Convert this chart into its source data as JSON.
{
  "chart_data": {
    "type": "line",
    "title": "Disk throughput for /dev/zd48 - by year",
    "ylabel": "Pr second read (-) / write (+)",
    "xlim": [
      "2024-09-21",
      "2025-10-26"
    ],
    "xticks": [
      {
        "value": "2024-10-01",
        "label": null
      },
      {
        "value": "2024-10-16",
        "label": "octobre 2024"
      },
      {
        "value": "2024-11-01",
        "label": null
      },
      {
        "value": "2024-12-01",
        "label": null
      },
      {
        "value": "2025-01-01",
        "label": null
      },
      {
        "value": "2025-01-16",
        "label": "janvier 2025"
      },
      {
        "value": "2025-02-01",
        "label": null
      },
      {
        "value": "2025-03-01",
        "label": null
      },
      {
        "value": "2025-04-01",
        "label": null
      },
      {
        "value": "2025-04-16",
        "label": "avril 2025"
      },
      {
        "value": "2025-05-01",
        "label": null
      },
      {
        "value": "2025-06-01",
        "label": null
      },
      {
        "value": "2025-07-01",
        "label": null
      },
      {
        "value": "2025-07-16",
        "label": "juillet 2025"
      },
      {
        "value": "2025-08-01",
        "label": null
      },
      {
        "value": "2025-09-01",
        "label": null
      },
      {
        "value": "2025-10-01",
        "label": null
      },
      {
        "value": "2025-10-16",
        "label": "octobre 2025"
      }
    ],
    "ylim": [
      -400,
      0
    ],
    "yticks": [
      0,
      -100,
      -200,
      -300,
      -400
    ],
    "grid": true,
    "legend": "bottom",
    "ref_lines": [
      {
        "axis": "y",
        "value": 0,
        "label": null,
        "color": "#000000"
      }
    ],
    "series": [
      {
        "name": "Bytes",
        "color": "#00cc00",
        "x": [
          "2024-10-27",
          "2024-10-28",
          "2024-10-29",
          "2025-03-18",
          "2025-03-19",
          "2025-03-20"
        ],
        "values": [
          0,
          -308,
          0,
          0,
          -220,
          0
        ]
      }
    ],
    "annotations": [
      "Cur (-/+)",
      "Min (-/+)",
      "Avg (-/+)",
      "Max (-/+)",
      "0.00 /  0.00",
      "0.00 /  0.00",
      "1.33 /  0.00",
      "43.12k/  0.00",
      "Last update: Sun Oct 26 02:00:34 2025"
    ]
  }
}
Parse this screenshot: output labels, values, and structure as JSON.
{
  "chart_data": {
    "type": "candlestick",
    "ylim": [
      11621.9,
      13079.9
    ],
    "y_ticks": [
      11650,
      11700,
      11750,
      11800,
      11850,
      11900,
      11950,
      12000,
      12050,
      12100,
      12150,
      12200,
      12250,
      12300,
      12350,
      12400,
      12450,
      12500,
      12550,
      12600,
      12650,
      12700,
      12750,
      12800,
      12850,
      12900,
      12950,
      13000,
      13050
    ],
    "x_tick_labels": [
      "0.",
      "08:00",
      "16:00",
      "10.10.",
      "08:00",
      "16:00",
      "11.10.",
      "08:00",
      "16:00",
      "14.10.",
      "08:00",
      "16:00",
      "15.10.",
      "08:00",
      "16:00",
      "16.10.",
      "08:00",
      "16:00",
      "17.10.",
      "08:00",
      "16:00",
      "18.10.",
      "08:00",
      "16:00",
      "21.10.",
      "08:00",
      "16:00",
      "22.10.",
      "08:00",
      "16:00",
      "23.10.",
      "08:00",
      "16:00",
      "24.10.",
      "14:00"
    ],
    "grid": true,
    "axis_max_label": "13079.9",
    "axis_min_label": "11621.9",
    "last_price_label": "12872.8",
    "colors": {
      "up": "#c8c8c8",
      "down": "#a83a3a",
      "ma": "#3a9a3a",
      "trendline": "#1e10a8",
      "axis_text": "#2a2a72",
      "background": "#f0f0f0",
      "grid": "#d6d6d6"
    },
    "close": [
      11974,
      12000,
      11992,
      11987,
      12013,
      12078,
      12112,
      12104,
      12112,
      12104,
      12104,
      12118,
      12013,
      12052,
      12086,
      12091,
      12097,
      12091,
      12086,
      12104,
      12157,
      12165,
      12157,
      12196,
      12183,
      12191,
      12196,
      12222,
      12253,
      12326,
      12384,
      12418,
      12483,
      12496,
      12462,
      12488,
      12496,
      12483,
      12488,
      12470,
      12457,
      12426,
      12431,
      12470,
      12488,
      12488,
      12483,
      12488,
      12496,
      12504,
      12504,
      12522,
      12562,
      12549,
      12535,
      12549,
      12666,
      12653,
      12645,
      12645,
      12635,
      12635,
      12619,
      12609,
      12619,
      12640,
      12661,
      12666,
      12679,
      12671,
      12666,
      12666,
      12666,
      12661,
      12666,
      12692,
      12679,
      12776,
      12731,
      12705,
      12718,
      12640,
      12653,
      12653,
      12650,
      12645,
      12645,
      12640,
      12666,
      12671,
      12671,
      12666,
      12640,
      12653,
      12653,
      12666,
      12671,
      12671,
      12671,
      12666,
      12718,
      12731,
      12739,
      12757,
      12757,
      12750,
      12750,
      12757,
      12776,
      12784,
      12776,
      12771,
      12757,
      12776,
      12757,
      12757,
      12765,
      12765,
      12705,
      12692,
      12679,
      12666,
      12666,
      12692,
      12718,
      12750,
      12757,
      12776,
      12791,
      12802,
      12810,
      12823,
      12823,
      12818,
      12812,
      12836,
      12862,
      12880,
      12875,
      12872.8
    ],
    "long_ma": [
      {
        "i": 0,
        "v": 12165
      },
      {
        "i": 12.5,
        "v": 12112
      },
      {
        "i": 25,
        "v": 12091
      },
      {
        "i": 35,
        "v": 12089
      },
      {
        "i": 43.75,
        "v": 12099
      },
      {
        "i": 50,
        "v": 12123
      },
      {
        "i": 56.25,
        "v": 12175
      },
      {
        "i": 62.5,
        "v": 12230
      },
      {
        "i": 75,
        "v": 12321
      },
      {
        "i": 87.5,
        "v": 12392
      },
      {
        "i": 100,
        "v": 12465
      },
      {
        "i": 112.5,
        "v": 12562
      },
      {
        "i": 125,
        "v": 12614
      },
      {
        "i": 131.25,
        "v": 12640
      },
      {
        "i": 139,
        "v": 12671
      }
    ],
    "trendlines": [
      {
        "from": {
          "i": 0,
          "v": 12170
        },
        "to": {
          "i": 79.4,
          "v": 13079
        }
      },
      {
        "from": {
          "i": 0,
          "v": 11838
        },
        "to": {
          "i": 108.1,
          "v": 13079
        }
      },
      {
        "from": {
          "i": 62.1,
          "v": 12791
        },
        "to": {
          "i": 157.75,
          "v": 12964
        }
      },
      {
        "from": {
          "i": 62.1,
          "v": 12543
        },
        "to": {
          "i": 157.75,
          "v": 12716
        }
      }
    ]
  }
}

TASK: Report back each line of the entries that holds the string "octobre".

EXERCISE RESPONSE:
        "label": "octobre 2024"
        "label": "octobre 2025"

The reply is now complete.